**Given request**
Below is the data. Give it again, complete and exact.
── Records to process
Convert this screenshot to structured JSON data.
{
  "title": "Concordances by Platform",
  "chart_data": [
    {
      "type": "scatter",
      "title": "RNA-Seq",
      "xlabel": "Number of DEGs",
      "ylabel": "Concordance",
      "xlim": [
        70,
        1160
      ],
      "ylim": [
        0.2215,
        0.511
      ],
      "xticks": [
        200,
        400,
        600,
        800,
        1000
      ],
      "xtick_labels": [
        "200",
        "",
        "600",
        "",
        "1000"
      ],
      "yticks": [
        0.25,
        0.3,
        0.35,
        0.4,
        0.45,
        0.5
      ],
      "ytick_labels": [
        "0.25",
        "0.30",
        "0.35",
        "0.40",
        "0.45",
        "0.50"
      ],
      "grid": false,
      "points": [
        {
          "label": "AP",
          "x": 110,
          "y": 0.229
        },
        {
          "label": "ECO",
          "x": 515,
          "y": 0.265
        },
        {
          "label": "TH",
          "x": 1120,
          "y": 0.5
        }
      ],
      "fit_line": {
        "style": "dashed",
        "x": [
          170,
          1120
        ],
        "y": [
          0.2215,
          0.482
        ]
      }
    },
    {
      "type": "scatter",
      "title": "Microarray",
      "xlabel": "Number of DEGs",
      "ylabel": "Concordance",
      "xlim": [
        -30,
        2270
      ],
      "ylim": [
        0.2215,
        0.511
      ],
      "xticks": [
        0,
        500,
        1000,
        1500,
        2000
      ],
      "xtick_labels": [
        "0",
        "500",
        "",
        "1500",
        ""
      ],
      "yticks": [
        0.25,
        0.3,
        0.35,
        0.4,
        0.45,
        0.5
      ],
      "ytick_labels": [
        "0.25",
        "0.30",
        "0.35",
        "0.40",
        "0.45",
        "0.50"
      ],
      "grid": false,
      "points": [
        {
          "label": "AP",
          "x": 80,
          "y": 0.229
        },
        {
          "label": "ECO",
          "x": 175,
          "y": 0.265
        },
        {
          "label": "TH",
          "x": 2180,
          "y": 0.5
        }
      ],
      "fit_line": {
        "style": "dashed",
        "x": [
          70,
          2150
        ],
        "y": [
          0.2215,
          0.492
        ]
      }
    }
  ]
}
────
**Solved problem**
Convert this screenshot to structured JSON data.
{
  "title": "Concordances by Platform",
  "chart_data": [
    {
      "type": "scatter",
      "title": "RNA-Seq",
      "xlabel": "Number of DEGs",
      "ylabel": "Concordance",
      "xlim": [
        70,
        1160
      ],
      "ylim": [
        0.2215,
        0.511
      ],
      "xticks": [
        200,
        400,
        600,
        800,
        1000
      ],
      "xtick_labels": [
        "200",
        "",
        "600",
        "",
        "1000"
      ],
      "yticks": [
        0.25,
        0.3,
        0.35,
        0.4,
        0.45,
        0.5
      ],
      "ytick_labels": [
        "0.25",
        "0.30",
        "0.35",
        "0.40",
        "0.45",
        "0.50"
      ],
      "grid": false,
      "points": [
        {
          "label": "AP",
          "x": 110,
          "y": 0.229
        },
        {
          "label": "ECO",
          "x": 515,
          "y": 0.265
        },
        {
          "label": "TH",
          "x": 1120,
          "y": 0.5
        }
      ],
      "fit_line": {
        "style": "dashed",
        "x": [
          170,
          1120
        ],
        "y": [
          0.2215,
          0.482
        ]
      }
    },
    {
      "type": "scatter",
      "title": "Microarray",
      "xlabel": "Number of DEGs",
      "ylabel": "Concordance",
      "xlim": [
        -30,
        2270
      ],
      "ylim": [
        0.2215,
        0.511
      ],
      "xticks": [
        0,
        500,
        1000,
        1500,
        2000
      ],
      "xtick_labels": [
        "0",
        "500",
        "",
        "1500",
        ""
      ],
      "yticks": [
        0.25,
        0.3,
        0.35,
        0.4,
        0.45,
        0.5
      ],
      "ytick_labels": [
        "0.25",
        "0.30",
        "0.35",
        "0.40",
        "0.45",
        "0.50"
      ],
      "grid": false,
      "points": [
        {
          "label": "AP",
          "x": 80,
          "y": 0.229
        },
        {
          "label": "ECO",
          "x": 175,
          "y": 0.265
        },
        {
          "label": "TH",
          "x": 2180,
          "y": 0.5
        }
      ],
      "fit_line": {
        "style": "dashed",
        "x": [
          70,
          2150
        ],
        "y": [
          0.2215,
          0.492
        ]
      }
    }
  ]
}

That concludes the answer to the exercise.